#### [Problem]
Within the records below, find each line that holds the string "heart", then copy it.
☆ ☆ ☆
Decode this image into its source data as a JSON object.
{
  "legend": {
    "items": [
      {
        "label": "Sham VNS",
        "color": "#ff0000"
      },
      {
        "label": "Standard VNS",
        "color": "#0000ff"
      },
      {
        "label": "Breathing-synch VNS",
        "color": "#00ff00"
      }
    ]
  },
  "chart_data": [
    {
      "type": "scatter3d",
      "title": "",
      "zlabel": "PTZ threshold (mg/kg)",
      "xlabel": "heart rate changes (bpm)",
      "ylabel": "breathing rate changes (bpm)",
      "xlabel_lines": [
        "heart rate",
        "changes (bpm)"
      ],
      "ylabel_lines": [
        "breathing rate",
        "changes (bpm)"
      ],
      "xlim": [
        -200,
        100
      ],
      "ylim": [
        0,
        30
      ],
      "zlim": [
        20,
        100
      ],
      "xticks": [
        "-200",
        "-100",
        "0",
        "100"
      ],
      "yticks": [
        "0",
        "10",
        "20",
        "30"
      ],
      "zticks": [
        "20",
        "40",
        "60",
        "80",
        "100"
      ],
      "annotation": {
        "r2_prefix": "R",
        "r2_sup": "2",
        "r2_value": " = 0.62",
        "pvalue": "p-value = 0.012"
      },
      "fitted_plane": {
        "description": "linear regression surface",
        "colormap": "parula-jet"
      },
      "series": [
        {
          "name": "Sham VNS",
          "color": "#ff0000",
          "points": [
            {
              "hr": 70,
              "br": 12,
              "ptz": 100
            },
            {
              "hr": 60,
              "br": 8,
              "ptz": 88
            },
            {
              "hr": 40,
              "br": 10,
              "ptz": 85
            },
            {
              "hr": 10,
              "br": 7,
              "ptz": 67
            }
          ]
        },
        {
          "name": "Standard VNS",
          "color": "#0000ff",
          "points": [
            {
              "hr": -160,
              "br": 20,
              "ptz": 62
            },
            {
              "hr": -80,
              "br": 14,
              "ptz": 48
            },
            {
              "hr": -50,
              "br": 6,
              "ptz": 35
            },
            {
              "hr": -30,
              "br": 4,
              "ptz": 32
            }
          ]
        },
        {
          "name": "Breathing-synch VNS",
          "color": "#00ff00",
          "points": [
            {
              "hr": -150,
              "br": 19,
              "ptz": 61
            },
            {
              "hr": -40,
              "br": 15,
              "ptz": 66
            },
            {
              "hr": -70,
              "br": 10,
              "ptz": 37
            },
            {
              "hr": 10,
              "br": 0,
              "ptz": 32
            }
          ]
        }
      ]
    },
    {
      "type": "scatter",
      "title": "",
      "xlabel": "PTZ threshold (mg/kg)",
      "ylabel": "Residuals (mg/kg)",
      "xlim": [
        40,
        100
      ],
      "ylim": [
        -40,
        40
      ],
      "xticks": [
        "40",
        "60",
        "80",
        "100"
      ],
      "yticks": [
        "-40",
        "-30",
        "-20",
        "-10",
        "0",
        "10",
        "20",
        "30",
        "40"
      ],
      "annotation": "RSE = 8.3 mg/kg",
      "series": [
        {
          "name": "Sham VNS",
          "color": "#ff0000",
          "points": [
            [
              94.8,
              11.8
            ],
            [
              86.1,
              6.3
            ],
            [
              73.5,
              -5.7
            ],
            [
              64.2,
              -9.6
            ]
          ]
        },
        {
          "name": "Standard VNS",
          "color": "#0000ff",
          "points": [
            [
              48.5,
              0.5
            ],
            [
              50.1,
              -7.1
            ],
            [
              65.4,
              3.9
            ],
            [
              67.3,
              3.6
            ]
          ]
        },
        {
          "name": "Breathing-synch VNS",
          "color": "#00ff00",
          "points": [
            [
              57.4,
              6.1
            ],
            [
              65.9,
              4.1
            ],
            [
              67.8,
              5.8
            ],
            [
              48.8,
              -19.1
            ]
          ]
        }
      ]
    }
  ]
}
☆ ☆ ☆
#### [Task result]
      "xlabel": "heart rate changes (bpm)",
        "heart rate",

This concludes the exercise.